++++ Records provided
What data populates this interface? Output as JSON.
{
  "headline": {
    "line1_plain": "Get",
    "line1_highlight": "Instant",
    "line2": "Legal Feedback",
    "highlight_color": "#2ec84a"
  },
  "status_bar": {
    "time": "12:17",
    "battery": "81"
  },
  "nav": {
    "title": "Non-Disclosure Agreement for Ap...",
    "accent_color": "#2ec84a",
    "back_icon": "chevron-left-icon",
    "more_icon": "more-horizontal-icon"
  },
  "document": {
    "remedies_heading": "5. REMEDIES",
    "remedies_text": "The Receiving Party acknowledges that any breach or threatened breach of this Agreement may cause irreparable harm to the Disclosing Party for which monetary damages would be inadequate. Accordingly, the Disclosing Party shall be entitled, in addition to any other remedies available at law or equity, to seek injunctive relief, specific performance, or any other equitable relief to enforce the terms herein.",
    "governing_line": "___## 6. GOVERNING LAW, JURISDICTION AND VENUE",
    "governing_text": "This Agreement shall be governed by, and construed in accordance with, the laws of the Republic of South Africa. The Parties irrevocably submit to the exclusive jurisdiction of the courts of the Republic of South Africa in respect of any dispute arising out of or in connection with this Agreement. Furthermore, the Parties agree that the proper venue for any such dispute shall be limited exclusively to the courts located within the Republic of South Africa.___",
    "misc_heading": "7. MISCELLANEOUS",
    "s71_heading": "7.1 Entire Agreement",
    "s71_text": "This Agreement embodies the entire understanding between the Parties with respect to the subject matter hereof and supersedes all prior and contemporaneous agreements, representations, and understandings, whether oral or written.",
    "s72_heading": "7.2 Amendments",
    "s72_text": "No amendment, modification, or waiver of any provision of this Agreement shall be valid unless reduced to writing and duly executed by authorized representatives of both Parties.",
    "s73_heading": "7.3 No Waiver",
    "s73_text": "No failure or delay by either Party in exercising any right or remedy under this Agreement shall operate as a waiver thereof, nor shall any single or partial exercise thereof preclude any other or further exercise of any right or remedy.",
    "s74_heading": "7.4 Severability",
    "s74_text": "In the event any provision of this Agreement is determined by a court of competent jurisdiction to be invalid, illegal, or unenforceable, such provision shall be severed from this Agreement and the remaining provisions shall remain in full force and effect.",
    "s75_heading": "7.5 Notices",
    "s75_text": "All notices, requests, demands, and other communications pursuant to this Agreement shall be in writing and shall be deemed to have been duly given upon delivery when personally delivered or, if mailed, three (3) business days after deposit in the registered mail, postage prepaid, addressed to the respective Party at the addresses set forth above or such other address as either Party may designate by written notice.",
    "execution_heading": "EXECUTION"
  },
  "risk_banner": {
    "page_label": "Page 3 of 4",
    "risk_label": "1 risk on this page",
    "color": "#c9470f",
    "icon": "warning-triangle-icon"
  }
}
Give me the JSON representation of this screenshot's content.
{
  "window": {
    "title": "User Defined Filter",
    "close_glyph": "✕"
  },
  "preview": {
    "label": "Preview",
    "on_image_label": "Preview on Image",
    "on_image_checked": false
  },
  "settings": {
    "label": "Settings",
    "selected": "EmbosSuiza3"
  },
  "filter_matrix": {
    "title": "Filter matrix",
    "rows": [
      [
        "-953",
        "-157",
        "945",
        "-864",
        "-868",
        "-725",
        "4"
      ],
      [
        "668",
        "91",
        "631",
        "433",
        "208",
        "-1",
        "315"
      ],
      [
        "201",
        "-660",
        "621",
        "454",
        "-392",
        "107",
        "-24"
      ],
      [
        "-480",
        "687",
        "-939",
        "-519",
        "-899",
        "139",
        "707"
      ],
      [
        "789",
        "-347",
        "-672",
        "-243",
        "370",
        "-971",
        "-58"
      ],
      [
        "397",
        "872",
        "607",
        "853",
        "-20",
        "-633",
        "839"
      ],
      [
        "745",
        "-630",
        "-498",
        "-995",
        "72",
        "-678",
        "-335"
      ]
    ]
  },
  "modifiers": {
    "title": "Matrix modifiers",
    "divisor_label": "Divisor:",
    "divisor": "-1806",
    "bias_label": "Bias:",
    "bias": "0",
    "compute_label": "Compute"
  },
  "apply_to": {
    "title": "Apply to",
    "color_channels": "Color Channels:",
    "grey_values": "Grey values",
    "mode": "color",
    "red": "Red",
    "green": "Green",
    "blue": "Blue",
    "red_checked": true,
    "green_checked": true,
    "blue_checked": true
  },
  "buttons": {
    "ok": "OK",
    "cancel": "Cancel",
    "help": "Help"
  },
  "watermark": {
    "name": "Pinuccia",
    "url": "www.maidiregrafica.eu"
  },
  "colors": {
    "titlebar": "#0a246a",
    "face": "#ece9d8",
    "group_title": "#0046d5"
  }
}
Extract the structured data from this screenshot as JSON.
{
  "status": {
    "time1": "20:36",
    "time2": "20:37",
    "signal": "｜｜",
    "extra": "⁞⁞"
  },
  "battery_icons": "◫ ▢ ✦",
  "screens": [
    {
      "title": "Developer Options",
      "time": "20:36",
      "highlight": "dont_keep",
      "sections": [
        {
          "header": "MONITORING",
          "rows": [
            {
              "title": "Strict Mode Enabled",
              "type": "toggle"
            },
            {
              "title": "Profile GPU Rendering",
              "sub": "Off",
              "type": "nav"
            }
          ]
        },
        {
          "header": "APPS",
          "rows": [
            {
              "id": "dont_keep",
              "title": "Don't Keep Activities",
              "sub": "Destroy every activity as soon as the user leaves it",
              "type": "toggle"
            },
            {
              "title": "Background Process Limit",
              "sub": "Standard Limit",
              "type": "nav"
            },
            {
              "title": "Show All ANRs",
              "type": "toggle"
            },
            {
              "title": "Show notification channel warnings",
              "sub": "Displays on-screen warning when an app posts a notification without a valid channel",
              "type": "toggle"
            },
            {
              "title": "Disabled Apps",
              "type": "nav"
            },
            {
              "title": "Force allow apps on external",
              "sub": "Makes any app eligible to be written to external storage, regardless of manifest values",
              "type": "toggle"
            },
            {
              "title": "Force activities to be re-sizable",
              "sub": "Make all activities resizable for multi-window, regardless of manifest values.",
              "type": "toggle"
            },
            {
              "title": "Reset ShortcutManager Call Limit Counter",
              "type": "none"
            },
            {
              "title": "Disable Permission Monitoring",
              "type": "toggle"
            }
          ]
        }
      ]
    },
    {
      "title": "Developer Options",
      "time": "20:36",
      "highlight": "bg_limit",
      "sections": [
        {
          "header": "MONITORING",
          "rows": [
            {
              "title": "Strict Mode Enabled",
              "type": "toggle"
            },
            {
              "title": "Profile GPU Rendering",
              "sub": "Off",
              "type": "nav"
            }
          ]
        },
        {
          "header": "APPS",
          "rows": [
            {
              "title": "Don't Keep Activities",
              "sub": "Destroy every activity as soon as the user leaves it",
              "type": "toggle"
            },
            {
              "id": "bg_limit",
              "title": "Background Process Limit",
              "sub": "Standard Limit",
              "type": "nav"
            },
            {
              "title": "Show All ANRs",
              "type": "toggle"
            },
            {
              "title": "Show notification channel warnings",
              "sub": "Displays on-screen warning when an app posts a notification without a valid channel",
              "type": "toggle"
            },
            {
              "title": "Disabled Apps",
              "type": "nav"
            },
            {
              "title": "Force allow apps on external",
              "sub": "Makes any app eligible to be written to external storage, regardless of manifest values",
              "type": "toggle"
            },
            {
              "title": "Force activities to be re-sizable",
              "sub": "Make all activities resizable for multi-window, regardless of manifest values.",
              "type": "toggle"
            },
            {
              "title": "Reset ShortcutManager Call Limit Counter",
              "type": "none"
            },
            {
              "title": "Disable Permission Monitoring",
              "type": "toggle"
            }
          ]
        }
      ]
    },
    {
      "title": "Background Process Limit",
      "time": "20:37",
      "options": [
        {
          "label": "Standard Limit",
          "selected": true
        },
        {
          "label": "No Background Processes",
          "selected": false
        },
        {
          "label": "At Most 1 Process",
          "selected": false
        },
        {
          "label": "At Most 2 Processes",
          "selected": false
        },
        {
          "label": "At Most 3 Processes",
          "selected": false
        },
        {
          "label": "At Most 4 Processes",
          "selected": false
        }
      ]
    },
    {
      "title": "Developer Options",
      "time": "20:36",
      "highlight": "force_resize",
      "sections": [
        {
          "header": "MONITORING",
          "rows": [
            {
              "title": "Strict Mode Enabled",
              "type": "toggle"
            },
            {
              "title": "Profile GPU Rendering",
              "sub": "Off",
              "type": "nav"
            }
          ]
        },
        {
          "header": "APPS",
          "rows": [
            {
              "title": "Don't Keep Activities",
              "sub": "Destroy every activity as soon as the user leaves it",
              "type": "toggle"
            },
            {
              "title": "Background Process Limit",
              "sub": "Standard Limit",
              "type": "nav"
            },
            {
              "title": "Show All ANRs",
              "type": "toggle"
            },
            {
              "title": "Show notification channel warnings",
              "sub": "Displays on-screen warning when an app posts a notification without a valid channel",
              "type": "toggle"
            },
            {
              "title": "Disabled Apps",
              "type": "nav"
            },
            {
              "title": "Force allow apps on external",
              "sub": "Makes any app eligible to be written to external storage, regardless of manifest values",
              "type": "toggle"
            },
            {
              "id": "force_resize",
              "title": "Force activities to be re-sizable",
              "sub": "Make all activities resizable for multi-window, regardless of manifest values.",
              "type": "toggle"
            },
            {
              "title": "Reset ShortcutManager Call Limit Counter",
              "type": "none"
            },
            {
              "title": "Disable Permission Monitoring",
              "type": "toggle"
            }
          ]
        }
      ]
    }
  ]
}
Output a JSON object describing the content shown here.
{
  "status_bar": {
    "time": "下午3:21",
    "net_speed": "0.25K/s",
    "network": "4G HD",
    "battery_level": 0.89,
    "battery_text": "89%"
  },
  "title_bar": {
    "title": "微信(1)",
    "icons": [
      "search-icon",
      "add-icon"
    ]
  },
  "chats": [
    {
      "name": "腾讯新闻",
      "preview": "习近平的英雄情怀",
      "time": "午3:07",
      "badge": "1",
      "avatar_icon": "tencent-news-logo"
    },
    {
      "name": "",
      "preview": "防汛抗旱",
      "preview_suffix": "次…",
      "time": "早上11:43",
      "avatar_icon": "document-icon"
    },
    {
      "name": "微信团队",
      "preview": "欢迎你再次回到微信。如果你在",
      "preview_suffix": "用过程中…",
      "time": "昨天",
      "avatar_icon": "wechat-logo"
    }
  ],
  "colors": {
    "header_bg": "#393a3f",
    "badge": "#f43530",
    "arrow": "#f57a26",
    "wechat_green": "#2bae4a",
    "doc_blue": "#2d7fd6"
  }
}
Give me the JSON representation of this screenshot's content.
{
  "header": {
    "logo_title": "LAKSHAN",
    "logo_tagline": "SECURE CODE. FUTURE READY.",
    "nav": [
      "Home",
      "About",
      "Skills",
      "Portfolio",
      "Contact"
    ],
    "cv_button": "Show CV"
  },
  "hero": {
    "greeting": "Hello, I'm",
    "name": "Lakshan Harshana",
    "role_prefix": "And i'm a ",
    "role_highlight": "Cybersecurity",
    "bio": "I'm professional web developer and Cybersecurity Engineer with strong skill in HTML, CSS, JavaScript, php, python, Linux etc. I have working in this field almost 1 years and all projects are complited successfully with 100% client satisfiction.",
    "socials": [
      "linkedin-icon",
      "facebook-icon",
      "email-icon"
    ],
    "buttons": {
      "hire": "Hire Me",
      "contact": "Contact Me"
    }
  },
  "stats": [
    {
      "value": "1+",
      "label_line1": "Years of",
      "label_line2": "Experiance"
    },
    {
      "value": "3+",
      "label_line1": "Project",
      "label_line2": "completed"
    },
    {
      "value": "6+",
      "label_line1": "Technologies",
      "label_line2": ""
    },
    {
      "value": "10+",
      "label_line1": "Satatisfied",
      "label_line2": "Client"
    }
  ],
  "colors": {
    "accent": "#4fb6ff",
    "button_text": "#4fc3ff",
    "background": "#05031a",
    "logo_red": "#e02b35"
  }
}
++++++++
■ Work required
Retype exactly, please, each line from the line that contains "Output a JSON" through the last line of the entries above, with nothing added.

■ Solved problem
Output a JSON object describing the content shown here.
{
  "status_bar": {
    "time": "下午3:21",
    "net_speed": "0.25K/s",
    "network": "4G HD",
    "battery_level": 0.89,
    "battery_text": "89%"
  },
  "title_bar": {
    "title": "微信(1)",
    "icons": [
      "search-icon",
      "add-icon"
    ]
  },
  "chats": [
    {
      "name": "腾讯新闻",
      "preview": "习近平的英雄情怀",
      "time": "午3:07",
      "badge": "1",
      "avatar_icon": "tencent-news-logo"
    },
    {
      "name": "",
      "preview": "防汛抗旱",
      "preview_suffix": "次…",
      "time": "早上11:43",
      "avatar_icon": "document-icon"
    },
    {
      "name": "微信团队",
      "preview": "欢迎你再次回到微信。如果你在",
      "preview_suffix": "用过程中…",
      "time": "昨天",
      "avatar_icon": "wechat-logo"
    }
  ],
  "colors": {
    "header_bg": "#393a3f",
    "badge": "#f43530",
    "arrow": "#f57a26",
    "wechat_green": "#2bae4a",
    "doc_blue": "#2d7fd6"
  }
}
Give me the JSON representation of this screenshot's content.
{
  "header": {
    "logo_title": "LAKSHAN",
    "logo_tagline": "SECURE CODE. FUTURE READY.",
    "nav": [
      "Home",
      "About",
      "Skills",
      "Portfolio",
      "Contact"
    ],
    "cv_button": "Show CV"
  },
  "hero": {
    "greeting": "Hello, I'm",
    "name": "Lakshan Harshana",
    "role_prefix": "And i'm a ",
    "role_highlight": "Cybersecurity",
    "bio": "I'm professional web developer and Cybersecurity Engineer with strong skill in HTML, CSS, JavaScript, php, python, Linux etc. I have working in this field almost 1 years and all projects are complited successfully with 100% client satisfiction.",
    "socials": [
      "linkedin-icon",
      "facebook-icon",
      "email-icon"
    ],
    "buttons": {
      "hire": "Hire Me",
      "contact": "Contact Me"
    }
  },
  "stats": [
    {
      "value": "1+",
      "label_line1": "Years of",
      "label_line2": "Experiance"
    },
    {
      "value": "3+",
      "label_line1": "Project",
      "label_line2": "completed"
    },
    {
      "value": "6+",
      "label_line1": "Technologies",
      "label_line2": ""
    },
    {
      "value": "10+",
      "label_line1": "Satatisfied",
      "label_line2": "Client"
    }
  ],
  "colors": {
    "accent": "#4fb6ff",
    "button_text": "#4fc3ff",
    "background": "#05031a",
    "logo_red": "#e02b35"
  }
}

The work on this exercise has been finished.